== Record list ==

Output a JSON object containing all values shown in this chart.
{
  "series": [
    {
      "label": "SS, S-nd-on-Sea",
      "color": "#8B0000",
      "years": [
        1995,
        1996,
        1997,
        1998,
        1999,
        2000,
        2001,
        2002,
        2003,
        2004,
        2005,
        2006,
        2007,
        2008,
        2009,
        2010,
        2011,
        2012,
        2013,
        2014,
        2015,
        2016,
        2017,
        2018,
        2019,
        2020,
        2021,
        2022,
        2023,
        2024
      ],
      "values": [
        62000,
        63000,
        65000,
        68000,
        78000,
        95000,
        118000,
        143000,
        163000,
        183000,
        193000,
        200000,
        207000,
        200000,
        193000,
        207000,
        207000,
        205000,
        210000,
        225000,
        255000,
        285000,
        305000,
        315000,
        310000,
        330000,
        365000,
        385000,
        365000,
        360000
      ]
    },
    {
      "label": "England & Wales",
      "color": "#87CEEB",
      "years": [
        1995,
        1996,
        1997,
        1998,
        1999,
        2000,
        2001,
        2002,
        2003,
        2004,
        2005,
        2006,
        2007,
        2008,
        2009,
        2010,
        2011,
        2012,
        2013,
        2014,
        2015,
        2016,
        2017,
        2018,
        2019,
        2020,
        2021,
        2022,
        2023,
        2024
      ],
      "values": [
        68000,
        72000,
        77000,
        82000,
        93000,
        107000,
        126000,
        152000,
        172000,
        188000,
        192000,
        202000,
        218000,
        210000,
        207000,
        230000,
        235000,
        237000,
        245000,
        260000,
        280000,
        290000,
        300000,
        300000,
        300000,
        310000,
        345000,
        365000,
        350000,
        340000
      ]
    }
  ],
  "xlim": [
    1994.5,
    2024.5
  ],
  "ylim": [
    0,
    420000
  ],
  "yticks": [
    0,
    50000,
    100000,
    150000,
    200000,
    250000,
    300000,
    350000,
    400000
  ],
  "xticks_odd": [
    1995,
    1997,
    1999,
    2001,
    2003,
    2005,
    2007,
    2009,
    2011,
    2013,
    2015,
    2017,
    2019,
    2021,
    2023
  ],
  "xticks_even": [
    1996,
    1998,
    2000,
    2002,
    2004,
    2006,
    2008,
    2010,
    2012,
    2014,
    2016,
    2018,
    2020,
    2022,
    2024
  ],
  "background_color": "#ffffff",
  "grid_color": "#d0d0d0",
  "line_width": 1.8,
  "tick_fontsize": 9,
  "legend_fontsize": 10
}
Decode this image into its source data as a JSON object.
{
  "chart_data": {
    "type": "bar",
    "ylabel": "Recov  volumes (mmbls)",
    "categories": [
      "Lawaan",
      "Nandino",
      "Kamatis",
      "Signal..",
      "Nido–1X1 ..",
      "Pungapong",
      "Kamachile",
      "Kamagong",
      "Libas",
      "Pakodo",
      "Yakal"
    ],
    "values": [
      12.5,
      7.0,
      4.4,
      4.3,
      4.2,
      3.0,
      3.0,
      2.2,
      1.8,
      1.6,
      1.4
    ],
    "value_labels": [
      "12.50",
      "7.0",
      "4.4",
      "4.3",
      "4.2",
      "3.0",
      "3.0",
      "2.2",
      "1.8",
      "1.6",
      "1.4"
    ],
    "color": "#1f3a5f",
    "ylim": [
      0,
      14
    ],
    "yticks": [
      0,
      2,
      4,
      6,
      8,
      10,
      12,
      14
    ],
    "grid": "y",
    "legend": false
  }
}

===

» What is needed
Retype the listing. Match it exactly.

» Output of the task
Output a JSON object containing all values shown in this chart.
{
  "series": [
    {
      "label": "SS, S-nd-on-Sea",
      "color": "#8B0000",
      "years": [
        1995,
        1996,
        1997,
        1998,
        1999,
        2000,
        2001,
        2002,
        2003,
        2004,
        2005,
        2006,
        2007,
        2008,
        2009,
        2010,
        2011,
        2012,
        2013,
        2014,
        2015,
        2016,
        2017,
        2018,
        2019,
        2020,
        2021,
        2022,
        2023,
        2024
      ],
      "values": [
        62000,
        63000,
        65000,
        68000,
        78000,
        95000,
        118000,
        143000,
        163000,
        183000,
        193000,
        200000,
        207000,
        200000,
        193000,
        207000,
        207000,
        205000,
        210000,
        225000,
        255000,
        285000,
        305000,
        315000,
        310000,
        330000,
        365000,
        385000,
        365000,
        360000
      ]
    },
    {
      "label": "England & Wales",
      "color": "#87CEEB",
      "years": [
        1995,
        1996,
        1997,
        1998,
        1999,
        2000,
        2001,
        2002,
        2003,
        2004,
        2005,
        2006,
        2007,
        2008,
        2009,
        2010,
        2011,
        2012,
        2013,
        2014,
        2015,
        2016,
        2017,
        2018,
        2019,
        2020,
        2021,
        2022,
        2023,
        2024
      ],
      "values": [
        68000,
        72000,
        77000,
        82000,
        93000,
        107000,
        126000,
        152000,
        172000,
        188000,
        192000,
        202000,
        218000,
        210000,
        207000,
        230000,
        235000,
        237000,
        245000,
        260000,
        280000,
        290000,
        300000,
        300000,
        300000,
        310000,
        345000,
        365000,
        350000,
        340000
      ]
    }
  ],
  "xlim": [
    1994.5,
    2024.5
  ],
  "ylim": [
    0,
    420000
  ],
  "yticks": [
    0,
    50000,
    100000,
    150000,
    200000,
    250000,
    300000,
    350000,
    400000
  ],
  "xticks_odd": [
    1995,
    1997,
    1999,
    2001,
    2003,
    2005,
    2007,
    2009,
    2011,
    2013,
    2015,
    2017,
    2019,
    2021,
    2023
  ],
  "xticks_even": [
    1996,
    1998,
    2000,
    2002,
    2004,
    2006,
    2008,
    2010,
    2012,
    2014,
    2016,
    2018,
    2020,
    2022,
    2024
  ],
  "background_color": "#ffffff",
  "grid_color": "#d0d0d0",
  "line_width": 1.8,
  "tick_fontsize": 9,
  "legend_fontsize": 10
}
Decode this image into its source data as a JSON object.
{
  "chart_data": {
    "type": "bar",
    "ylabel": "Recov  volumes (mmbls)",
    "categories": [
      "Lawaan",
      "Nandino",
      "Kamatis",
      "Signal..",
      "Nido–1X1 ..",
      "Pungapong",
      "Kamachile",
      "Kamagong",
      "Libas",
      "Pakodo",
      "Yakal"
    ],
    "values": [
      12.5,
      7.0,
      4.4,
      4.3,
      4.2,
      3.0,
      3.0,
      2.2,
      1.8,
      1.6,
      1.4
    ],
    "value_labels": [
      "12.50",
      "7.0",
      "4.4",
      "4.3",
      "4.2",
      "3.0",
      "3.0",
      "2.2",
      "1.8",
      "1.6",
      "1.4"
    ],
    "color": "#1f3a5f",
    "ylim": [
      0,
      14
    ],
    "yticks": [
      0,
      2,
      4,
      6,
      8,
      10,
      12,
      14
    ],
    "grid": "y",
    "legend": false
  }
}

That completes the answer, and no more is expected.